:: SHORT EXERCISE ::
Return every line below in which "center" appears.

[Dataset records]

╔══

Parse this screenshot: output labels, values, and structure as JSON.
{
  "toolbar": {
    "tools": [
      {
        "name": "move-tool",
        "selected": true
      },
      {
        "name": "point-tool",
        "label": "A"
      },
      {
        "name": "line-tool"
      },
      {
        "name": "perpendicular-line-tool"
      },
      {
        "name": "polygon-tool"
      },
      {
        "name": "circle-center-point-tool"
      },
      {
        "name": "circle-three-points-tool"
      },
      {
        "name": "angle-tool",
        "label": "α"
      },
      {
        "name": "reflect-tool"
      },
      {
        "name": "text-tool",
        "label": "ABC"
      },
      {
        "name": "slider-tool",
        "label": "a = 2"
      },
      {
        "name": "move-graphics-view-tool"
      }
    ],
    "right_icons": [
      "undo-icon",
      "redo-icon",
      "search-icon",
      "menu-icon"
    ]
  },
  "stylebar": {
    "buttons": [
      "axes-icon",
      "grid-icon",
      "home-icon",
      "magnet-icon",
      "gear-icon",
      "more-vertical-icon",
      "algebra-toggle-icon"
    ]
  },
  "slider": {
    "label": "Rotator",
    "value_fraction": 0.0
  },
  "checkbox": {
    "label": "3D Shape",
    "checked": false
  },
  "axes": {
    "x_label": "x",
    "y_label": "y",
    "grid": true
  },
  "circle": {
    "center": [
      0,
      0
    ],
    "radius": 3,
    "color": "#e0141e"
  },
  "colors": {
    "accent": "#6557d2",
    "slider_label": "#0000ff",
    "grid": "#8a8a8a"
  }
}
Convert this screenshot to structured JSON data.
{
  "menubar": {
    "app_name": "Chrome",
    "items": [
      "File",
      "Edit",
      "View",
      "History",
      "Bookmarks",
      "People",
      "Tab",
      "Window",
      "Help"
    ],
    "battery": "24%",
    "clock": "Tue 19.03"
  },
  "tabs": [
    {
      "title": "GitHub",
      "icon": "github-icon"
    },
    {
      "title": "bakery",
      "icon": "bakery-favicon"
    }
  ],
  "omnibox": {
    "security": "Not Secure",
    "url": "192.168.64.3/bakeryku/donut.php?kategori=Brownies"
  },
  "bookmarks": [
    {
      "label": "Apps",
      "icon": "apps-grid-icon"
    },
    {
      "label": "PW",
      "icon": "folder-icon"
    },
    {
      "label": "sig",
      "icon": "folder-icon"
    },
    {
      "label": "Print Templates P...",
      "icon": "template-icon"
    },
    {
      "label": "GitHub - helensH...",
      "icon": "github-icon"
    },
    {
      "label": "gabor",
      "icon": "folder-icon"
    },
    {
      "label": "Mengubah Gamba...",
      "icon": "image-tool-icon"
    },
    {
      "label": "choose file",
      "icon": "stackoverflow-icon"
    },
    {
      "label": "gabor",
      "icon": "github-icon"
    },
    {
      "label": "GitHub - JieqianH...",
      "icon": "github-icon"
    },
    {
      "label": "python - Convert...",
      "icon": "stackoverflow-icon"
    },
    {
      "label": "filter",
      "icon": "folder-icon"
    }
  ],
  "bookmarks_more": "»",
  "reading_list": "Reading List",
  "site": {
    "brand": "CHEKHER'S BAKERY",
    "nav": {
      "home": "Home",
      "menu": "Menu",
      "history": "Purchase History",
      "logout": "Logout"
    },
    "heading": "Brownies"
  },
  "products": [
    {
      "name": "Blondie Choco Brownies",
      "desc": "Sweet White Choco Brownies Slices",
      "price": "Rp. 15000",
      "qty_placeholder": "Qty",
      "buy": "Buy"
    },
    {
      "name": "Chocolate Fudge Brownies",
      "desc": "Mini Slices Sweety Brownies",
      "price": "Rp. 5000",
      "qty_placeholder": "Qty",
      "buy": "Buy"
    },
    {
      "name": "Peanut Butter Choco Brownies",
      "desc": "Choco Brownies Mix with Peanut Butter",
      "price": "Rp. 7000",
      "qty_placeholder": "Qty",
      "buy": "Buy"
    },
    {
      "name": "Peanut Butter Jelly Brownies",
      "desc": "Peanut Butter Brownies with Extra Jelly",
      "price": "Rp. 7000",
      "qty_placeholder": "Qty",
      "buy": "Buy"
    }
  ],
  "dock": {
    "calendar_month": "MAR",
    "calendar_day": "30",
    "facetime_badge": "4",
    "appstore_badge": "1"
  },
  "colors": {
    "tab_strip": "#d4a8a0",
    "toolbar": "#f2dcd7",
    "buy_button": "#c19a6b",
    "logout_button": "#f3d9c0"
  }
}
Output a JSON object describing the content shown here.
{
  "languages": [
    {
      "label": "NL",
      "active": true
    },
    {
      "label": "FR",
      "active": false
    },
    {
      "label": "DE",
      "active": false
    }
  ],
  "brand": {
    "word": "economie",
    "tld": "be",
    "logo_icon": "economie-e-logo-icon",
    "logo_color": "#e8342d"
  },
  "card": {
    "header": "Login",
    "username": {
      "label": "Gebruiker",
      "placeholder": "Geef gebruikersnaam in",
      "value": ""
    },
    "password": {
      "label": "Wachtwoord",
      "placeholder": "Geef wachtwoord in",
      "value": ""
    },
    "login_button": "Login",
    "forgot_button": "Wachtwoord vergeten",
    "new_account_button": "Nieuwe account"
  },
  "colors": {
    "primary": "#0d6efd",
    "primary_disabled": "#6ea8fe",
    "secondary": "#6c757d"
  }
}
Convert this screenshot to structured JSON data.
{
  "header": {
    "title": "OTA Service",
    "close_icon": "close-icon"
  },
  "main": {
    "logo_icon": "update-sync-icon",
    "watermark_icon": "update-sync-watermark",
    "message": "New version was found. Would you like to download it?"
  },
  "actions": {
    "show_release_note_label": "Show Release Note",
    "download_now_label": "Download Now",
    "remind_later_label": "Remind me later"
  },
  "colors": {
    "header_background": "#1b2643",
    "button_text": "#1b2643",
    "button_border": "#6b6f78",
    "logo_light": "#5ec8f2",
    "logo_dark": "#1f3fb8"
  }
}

╚══

:: FULL OUTPUT ::
        "name": "circle-center-point-tool"
    "center": [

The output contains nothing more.